## [Exercise objective]
Your task is to extract every line from the material below exactly.

==== Data records ====

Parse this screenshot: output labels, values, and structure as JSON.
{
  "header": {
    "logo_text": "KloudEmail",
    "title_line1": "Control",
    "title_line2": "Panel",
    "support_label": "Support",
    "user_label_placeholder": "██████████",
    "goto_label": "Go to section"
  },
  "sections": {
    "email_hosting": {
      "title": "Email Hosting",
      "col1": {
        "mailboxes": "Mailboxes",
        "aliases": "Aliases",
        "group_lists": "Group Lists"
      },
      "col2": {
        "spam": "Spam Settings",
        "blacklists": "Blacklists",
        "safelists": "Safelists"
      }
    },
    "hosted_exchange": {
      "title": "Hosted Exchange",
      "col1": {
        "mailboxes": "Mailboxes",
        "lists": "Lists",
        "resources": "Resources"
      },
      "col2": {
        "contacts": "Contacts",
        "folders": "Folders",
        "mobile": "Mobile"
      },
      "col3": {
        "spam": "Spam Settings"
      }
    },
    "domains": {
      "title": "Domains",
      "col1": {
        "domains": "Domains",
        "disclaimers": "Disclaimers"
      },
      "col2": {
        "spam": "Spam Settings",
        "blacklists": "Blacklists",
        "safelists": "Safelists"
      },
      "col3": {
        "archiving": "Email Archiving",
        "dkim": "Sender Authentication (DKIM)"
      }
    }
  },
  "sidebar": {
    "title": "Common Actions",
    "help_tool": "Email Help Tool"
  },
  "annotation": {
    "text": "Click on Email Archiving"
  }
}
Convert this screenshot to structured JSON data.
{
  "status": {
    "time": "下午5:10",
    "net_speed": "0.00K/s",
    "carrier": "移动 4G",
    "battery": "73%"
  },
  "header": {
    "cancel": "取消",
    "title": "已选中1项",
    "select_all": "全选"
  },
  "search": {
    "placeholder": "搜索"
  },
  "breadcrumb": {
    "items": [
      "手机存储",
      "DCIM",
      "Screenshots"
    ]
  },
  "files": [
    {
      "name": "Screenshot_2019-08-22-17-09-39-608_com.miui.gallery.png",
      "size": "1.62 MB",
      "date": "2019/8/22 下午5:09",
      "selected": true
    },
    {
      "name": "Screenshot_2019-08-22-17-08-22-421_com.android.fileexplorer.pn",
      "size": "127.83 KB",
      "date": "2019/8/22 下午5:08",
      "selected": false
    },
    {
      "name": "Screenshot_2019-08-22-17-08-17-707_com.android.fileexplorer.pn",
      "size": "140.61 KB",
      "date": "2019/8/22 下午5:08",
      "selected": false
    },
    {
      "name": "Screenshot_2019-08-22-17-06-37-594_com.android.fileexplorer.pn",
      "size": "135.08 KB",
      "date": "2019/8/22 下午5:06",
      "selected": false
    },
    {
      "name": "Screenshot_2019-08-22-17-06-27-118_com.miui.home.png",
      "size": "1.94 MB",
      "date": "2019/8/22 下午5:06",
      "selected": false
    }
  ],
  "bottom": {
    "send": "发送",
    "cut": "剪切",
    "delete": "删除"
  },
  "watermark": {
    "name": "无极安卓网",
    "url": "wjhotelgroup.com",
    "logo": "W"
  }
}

====

## [Worked solution]
Parse this screenshot: output labels, values, and structure as JSON.
{
  "header": {
    "logo_text": "KloudEmail",
    "title_line1": "Control",
    "title_line2": "Panel",
    "support_label": "Support",
    "user_label_placeholder": "██████████",
    "goto_label": "Go to section"
  },
  "sections": {
    "email_hosting": {
      "title": "Email Hosting",
      "col1": {
        "mailboxes": "Mailboxes",
        "aliases": "Aliases",
        "group_lists": "Group Lists"
      },
      "col2": {
        "spam": "Spam Settings",
        "blacklists": "Blacklists",
        "safelists": "Safelists"
      }
    },
    "hosted_exchange": {
      "title": "Hosted Exchange",
      "col1": {
        "mailboxes": "Mailboxes",
        "lists": "Lists",
        "resources": "Resources"
      },
      "col2": {
        "contacts": "Contacts",
        "folders": "Folders",
        "mobile": "Mobile"
      },
      "col3": {
        "spam": "Spam Settings"
      }
    },
    "domains": {
      "title": "Domains",
      "col1": {
        "domains": "Domains",
        "disclaimers": "Disclaimers"
      },
      "col2": {
        "spam": "Spam Settings",
        "blacklists": "Blacklists",
        "safelists": "Safelists"
      },
      "col3": {
        "archiving": "Email Archiving",
        "dkim": "Sender Authentication (DKIM)"
      }
    }
  },
  "sidebar": {
    "title": "Common Actions",
    "help_tool": "Email Help Tool"
  },
  "annotation": {
    "text": "Click on Email Archiving"
  }
}
Convert this screenshot to structured JSON data.
{
  "status": {
    "time": "下午5:10",
    "net_speed": "0.00K/s",
    "carrier": "移动 4G",
    "battery": "73%"
  },
  "header": {
    "cancel": "取消",
    "title": "已选中1项",
    "select_all": "全选"
  },
  "search": {
    "placeholder": "搜索"
  },
  "breadcrumb": {
    "items": [
      "手机存储",
      "DCIM",
      "Screenshots"
    ]
  },
  "files": [
    {
      "name": "Screenshot_2019-08-22-17-09-39-608_com.miui.gallery.png",
      "size": "1.62 MB",
      "date": "2019/8/22 下午5:09",
      "selected": true
    },
    {
      "name": "Screenshot_2019-08-22-17-08-22-421_com.android.fileexplorer.pn",
      "size": "127.83 KB",
      "date": "2019/8/22 下午5:08",
      "selected": false
    },
    {
      "name": "Screenshot_2019-08-22-17-08-17-707_com.android.fileexplorer.pn",
      "size": "140.61 KB",
      "date": "2019/8/22 下午5:08",
      "selected": false
    },
    {
      "name": "Screenshot_2019-08-22-17-06-37-594_com.android.fileexplorer.pn",
      "size": "135.08 KB",
      "date": "2019/8/22 下午5:06",
      "selected": false
    },
    {
      "name": "Screenshot_2019-08-22-17-06-27-118_com.miui.home.png",
      "size": "1.94 MB",
      "date": "2019/8/22 下午5:06",
      "selected": false
    }
  ],
  "bottom": {
    "send": "发送",
    "cut": "剪切",
    "delete": "删除"
  },
  "watermark": {
    "name": "无极安卓网",
    "url": "wjhotelgroup.com",
    "logo": "W"
  }
}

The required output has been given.